_Written task_:
Count each line below that has "Nachrichten" anywhere in it. Answer with the total alone.

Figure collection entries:
=-=-=

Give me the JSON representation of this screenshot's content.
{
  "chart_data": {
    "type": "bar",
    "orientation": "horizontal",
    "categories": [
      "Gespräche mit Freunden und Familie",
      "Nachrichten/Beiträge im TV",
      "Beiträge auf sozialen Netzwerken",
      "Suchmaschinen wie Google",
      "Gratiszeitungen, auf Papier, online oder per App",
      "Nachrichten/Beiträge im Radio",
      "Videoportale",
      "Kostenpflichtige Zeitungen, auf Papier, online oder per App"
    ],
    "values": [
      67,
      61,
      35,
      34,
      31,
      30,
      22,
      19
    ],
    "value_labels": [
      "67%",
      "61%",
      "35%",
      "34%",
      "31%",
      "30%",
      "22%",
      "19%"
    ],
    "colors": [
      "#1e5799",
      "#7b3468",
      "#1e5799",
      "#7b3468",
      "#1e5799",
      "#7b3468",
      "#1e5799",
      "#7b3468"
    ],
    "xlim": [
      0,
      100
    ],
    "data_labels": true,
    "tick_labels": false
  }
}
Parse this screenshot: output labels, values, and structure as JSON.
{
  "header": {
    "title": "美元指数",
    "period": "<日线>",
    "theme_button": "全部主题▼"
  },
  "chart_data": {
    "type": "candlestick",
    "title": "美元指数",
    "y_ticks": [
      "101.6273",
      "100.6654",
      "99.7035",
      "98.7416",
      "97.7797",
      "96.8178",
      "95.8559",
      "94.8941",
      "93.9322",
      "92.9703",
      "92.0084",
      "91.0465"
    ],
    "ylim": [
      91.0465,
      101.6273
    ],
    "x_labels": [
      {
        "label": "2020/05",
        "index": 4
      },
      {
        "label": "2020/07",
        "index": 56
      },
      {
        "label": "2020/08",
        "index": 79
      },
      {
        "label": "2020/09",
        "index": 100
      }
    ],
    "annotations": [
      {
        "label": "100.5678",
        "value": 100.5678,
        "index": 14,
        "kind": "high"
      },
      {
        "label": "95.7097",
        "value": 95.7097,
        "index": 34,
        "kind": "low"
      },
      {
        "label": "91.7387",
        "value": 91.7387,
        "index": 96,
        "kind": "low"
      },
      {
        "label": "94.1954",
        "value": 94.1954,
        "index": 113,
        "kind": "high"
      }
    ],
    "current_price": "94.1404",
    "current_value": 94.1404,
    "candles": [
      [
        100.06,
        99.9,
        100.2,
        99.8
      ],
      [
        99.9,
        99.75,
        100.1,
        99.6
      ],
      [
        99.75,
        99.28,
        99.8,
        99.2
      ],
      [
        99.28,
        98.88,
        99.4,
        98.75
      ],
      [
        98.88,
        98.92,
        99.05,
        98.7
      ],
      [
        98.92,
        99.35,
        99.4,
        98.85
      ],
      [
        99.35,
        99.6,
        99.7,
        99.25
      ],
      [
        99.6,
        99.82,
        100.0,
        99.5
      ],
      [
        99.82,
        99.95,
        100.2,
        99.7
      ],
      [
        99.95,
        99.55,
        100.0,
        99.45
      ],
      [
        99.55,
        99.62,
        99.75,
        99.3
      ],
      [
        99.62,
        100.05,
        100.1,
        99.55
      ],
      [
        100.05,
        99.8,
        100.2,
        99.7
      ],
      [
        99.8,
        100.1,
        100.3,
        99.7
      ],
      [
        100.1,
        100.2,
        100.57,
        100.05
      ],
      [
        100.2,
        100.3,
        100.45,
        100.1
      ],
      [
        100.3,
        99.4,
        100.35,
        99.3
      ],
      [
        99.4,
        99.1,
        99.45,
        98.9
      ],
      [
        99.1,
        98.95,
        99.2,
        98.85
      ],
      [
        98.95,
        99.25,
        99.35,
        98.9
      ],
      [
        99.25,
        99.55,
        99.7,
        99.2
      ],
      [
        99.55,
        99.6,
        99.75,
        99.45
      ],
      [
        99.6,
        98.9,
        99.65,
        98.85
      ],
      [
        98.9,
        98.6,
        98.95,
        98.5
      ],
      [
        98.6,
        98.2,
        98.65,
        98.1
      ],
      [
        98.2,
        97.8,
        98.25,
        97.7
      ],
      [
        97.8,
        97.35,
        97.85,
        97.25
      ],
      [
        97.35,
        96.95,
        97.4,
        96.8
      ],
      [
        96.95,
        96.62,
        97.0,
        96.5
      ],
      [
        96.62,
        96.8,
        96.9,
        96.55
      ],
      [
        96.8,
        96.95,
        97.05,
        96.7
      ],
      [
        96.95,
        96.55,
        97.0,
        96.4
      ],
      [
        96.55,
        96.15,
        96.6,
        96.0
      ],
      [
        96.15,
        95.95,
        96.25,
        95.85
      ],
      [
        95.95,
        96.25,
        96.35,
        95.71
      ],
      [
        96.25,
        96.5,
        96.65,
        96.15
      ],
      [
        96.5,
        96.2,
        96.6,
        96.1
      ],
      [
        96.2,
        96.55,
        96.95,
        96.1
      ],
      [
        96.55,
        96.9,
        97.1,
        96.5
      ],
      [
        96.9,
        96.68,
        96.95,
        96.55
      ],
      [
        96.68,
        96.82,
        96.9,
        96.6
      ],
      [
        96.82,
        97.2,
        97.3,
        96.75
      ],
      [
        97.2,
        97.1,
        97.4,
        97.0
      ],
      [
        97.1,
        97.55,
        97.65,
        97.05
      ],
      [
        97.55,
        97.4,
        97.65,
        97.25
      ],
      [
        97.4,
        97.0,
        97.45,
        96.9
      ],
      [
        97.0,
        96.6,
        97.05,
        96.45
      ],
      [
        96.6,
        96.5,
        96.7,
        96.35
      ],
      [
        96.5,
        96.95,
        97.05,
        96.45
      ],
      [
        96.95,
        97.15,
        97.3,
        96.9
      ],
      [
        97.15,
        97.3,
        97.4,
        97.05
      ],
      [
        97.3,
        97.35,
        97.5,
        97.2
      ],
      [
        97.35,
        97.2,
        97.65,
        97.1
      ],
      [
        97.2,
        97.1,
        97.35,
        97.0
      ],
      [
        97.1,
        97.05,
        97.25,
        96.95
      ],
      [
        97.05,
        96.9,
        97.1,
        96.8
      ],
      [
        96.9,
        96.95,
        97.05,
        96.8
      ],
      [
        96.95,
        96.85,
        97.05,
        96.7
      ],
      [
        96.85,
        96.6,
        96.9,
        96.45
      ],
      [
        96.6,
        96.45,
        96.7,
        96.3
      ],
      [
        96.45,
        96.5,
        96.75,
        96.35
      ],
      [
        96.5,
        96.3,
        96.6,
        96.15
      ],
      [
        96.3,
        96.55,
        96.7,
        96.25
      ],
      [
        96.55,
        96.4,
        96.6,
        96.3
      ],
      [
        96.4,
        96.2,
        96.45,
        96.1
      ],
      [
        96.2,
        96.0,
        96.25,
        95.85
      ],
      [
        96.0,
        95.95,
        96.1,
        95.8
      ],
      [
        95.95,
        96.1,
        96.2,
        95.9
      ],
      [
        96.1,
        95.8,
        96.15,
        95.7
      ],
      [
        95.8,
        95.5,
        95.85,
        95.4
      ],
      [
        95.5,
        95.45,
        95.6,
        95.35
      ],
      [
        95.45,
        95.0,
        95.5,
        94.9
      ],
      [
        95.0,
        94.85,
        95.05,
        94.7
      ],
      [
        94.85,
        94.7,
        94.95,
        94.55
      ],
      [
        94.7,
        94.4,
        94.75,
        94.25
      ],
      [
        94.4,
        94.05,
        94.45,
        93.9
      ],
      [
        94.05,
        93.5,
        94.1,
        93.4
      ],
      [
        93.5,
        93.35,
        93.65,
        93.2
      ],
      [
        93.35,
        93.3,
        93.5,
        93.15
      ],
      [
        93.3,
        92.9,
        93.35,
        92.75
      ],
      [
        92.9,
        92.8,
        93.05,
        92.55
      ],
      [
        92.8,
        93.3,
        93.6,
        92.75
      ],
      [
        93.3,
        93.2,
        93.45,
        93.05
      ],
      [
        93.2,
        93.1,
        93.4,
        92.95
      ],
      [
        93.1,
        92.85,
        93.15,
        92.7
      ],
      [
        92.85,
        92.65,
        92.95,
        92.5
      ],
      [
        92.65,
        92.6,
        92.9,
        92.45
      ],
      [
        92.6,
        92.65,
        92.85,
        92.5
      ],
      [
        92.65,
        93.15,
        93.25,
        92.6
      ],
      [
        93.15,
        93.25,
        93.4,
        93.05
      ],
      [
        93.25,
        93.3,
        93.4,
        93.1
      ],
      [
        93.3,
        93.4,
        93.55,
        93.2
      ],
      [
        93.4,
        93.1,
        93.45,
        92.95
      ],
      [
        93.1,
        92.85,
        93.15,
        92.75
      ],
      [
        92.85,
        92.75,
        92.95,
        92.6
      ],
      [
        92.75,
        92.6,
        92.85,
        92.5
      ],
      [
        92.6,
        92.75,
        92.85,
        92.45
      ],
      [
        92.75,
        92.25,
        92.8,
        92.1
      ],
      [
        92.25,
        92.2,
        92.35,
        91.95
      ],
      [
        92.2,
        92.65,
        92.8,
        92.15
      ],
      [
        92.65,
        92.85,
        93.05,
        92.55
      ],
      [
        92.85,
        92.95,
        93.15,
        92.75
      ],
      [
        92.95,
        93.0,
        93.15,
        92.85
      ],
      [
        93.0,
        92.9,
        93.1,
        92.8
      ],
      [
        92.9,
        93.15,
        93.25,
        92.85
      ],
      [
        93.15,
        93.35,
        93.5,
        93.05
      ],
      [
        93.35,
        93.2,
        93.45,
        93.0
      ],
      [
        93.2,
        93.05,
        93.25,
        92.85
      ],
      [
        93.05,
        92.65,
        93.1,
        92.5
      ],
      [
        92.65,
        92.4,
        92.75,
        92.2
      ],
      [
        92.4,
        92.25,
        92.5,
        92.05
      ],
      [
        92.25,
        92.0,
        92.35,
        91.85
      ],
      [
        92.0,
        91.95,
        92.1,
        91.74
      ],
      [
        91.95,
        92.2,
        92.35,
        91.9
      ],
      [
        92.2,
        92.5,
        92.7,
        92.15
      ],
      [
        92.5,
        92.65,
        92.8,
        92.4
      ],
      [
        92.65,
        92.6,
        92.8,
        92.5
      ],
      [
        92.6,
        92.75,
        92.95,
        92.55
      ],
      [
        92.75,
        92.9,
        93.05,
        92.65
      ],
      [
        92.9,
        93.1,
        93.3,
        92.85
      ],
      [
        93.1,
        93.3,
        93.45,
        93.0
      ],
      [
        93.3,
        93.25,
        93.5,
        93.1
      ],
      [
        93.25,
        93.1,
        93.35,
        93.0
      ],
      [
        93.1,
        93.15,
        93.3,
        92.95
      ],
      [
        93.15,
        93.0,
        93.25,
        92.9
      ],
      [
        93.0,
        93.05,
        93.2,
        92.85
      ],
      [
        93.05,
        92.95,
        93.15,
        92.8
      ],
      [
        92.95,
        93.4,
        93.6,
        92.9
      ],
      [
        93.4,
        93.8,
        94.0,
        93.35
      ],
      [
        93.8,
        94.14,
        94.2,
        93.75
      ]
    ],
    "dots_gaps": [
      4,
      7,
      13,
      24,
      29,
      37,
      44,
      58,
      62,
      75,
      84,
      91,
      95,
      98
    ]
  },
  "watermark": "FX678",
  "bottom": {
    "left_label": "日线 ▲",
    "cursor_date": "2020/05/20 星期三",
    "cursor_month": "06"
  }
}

=-=-=

_Worked solution_:
2